WHAT THE TASK REQUIRES:
Return every line below as is, leaving out the pictures.

— start SUPPLIED DATA —

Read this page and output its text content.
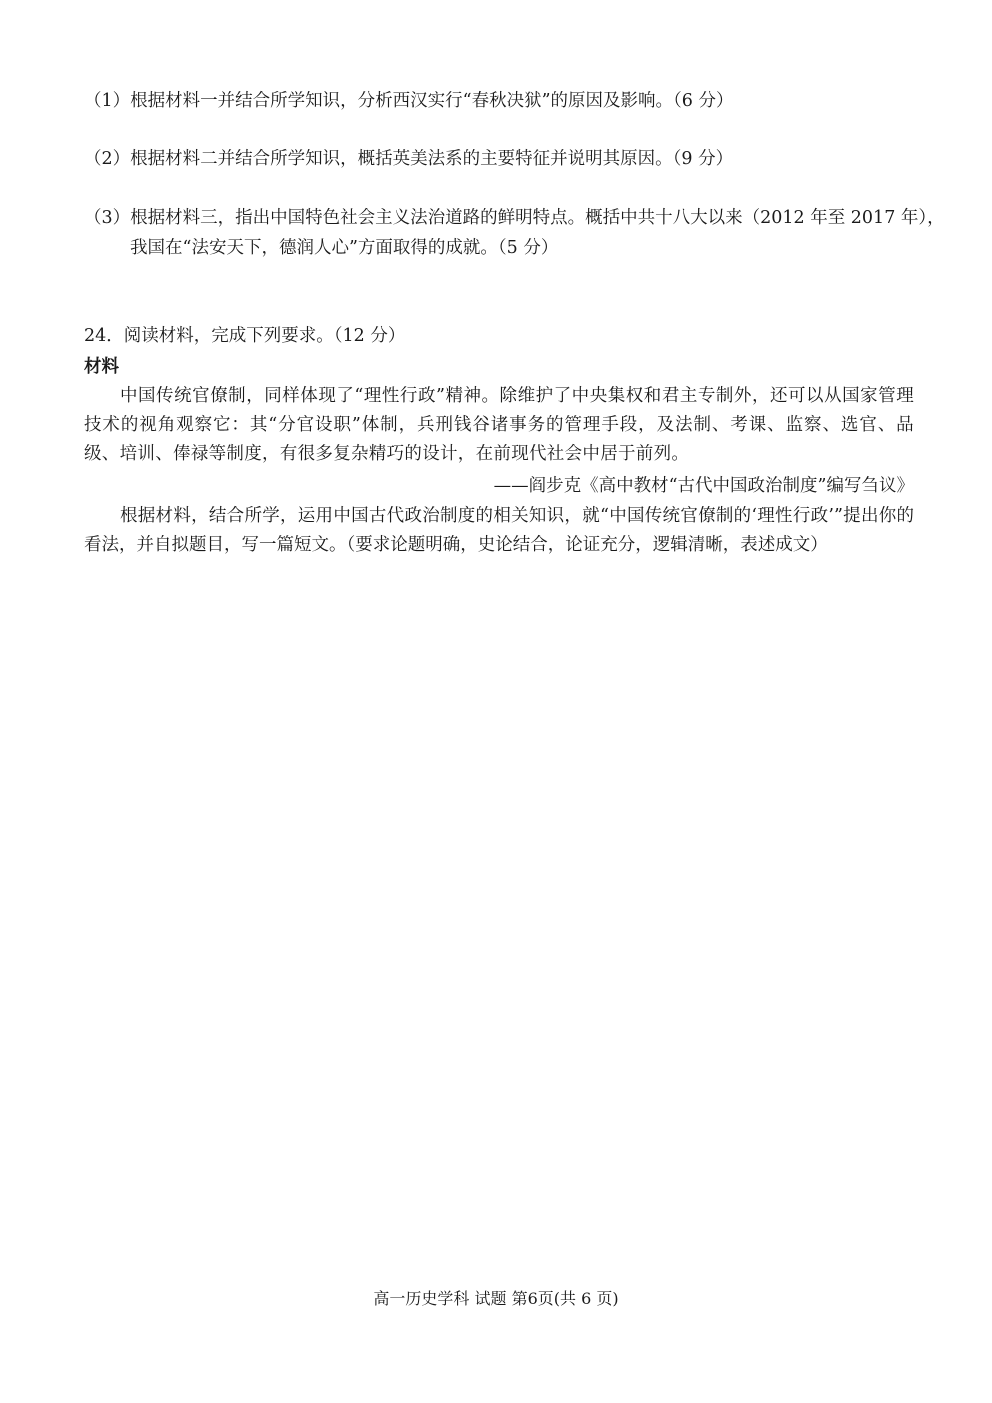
（1）根据材料一并结合所学知识，分析西汉实行“春秋决狱”的原因及影响。（6 分）
（2）根据材料二并结合所学知识，概括英美法系的主要特征并说明其原因。（9 分）
（3）根据材料三，指出中国特色社会主义法治道路的鲜明特点。概括中共十八大以来（2012 年至 2017 年），我国在“法安天下，德润人心”方面取得的成就。（5 分）
24．阅读材料，完成下列要求。（12 分）
材料
中国传统官僚制，同样体现了“理性行政”精神。除维护了中央集权和君主专制外，还可以从国家管理技术的视角观察它：其“分官设职”体制，兵刑钱谷诸事务的管理手段，及法制、考课、监察、选官、品级、培训、俸禄等制度，有很多复杂精巧的设计，在前现代社会中居于前列。
——阎步克《高中教材“古代中国政治制度”编写刍议》
根据材料，结合所学，运用中国古代政治制度的相关知识，就“中国传统官僚制的‘理性行政’”提出你的看法，并自拟题目，写一篇短文。（要求论题明确，史论结合，论证充分，逻辑清晰，表述成文）
高一历史学科 试题 第6页(共 6 页)
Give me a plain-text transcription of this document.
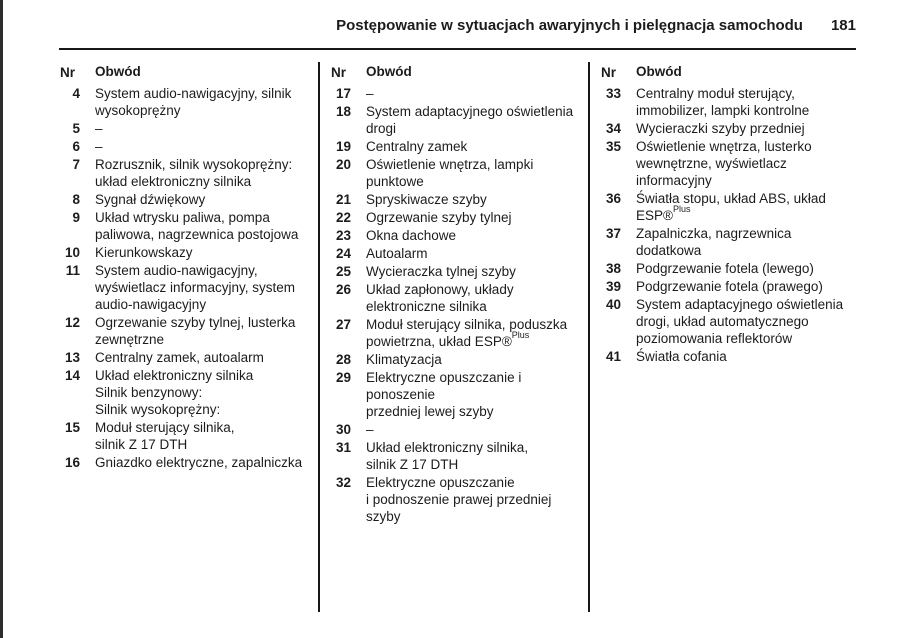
Postępowanie w sytuacjach awaryjnych i pielęgnacja samochodu 181
Nr	Obwód
4 System audio-nawigacyjny, silnik
wysokoprężny
5 –
6 –
7 Rozrusznik, silnik wysokoprężny:
układ elektroniczny silnika
8 Sygnał dźwiękowy
9 Układ wtrysku paliwa, pompa
paliwowa, nagrzewnica postojowa
10 Kierunkowskazy
11 System audio-nawigacyjny,
wyświetlacz informacyjny, system
audio-nawigacyjny
12 Ogrzewanie szyby tylnej, lusterka
zewnętrzne
13 Centralny zamek, autoalarm
14 Układ elektroniczny silnika
Silnik benzynowy:
Silnik wysokoprężny:
15 Moduł sterujący silnika,
silnik Z 17 DTH
16 Gniazdko elektryczne, zapalniczka
Nr	Obwód
17 –
18 System adaptacyjnego oświetlenia
drogi
19 Centralny zamek
20 Oświetlenie wnętrza, lampki
punktowe
21 Spryskiwacze szyby
22 Ogrzewanie szyby tylnej
23 Okna dachowe
24 Autoalarm
25 Wycieraczka tylnej szyby
26 Układ zapłonowy, układy
elektroniczne silnika
27 Moduł sterujący silnika, poduszka
powietrzna, układ ESP®$^{Plus}$
28 Klimatyzacja
29 Elektryczne opuszczanie i ponoszenie
przedniej lewej szyby
30 –
31 Układ elektroniczny silnika,
silnik Z 17 DTH
32 Elektryczne opuszczanie
i podnoszenie prawej przedniej szyby
Nr	Obwód
33 Centralny moduł sterujący,
immobilizer, lampki kontrolne
34 Wycieraczki szyby przedniej
35 Oświetlenie wnętrza, lusterko
wewnętrzne, wyświetlacz
informacyjny
36 Światła stopu, układ ABS, układ
ESP®$^{Plus}$
37 Zapalniczka, nagrzewnica
dodatkowa
38 Podgrzewanie fotela (lewego)
39 Podgrzewanie fotela (prawego)
40 System adaptacyjnego oświetlenia
drogi, układ automatycznego
poziomowania reflektorów
41 Światła cofania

— end SUPPLIED DATA —

THE OUTPUT:
Read this page and output its text content.
（1）根据材料一并结合所学知识，分析西汉实行“春秋决狱”的原因及影响。（6 分）
（2）根据材料二并结合所学知识，概括英美法系的主要特征并说明其原因。（9 分）
（3）根据材料三，指出中国特色社会主义法治道路的鲜明特点。概括中共十八大以来（2012 年至 2017 年），我国在“法安天下，德润人心”方面取得的成就。（5 分）
24．阅读材料，完成下列要求。（12 分）
材料
中国传统官僚制，同样体现了“理性行政”精神。除维护了中央集权和君主专制外，还可以从国家管理技术的视角观察它：其“分官设职”体制，兵刑钱谷诸事务的管理手段，及法制、考课、监察、选官、品级、培训、俸禄等制度，有很多复杂精巧的设计，在前现代社会中居于前列。
——阎步克《高中教材“古代中国政治制度”编写刍议》
根据材料，结合所学，运用中国古代政治制度的相关知识，就“中国传统官僚制的‘理性行政’”提出你的看法，并自拟题目，写一篇短文。（要求论题明确，史论结合，论证充分，逻辑清晰，表述成文）
高一历史学科 试题 第6页(共 6 页)
Give me a plain-text transcription of this document.
Postępowanie w sytuacjach awaryjnych i pielęgnacja samochodu 181
Nr	Obwód
4 System audio-nawigacyjny, silnik
wysokoprężny
5 –
6 –
7 Rozrusznik, silnik wysokoprężny:
układ elektroniczny silnika
8 Sygnał dźwiękowy
9 Układ wtrysku paliwa, pompa
paliwowa, nagrzewnica postojowa
10 Kierunkowskazy
11 System audio-nawigacyjny,
wyświetlacz informacyjny, system
audio-nawigacyjny
12 Ogrzewanie szyby tylnej, lusterka
zewnętrzne
13 Centralny zamek, autoalarm
14 Układ elektroniczny silnika
Silnik benzynowy:
Silnik wysokoprężny:
15 Moduł sterujący silnika,
silnik Z 17 DTH
16 Gniazdko elektryczne, zapalniczka
Nr	Obwód
17 –
18 System adaptacyjnego oświetlenia
drogi
19 Centralny zamek
20 Oświetlenie wnętrza, lampki
punktowe
21 Spryskiwacze szyby
22 Ogrzewanie szyby tylnej
23 Okna dachowe
24 Autoalarm
25 Wycieraczka tylnej szyby
26 Układ zapłonowy, układy
elektroniczne silnika
27 Moduł sterujący silnika, poduszka
powietrzna, układ ESP®$^{Plus}$
28 Klimatyzacja
29 Elektryczne opuszczanie i ponoszenie
przedniej lewej szyby
30 –
31 Układ elektroniczny silnika,
silnik Z 17 DTH
32 Elektryczne opuszczanie
i podnoszenie prawej przedniej szyby
Nr	Obwód
33 Centralny moduł sterujący,
immobilizer, lampki kontrolne
34 Wycieraczki szyby przedniej
35 Oświetlenie wnętrza, lusterko
wewnętrzne, wyświetlacz
informacyjny
36 Światła stopu, układ ABS, układ
ESP®$^{Plus}$
37 Zapalniczka, nagrzewnica
dodatkowa
38 Podgrzewanie fotela (lewego)
39 Podgrzewanie fotela (prawego)
40 System adaptacyjnego oświetlenia
drogi, układ automatycznego
poziomowania reflektorów
41 Światła cofania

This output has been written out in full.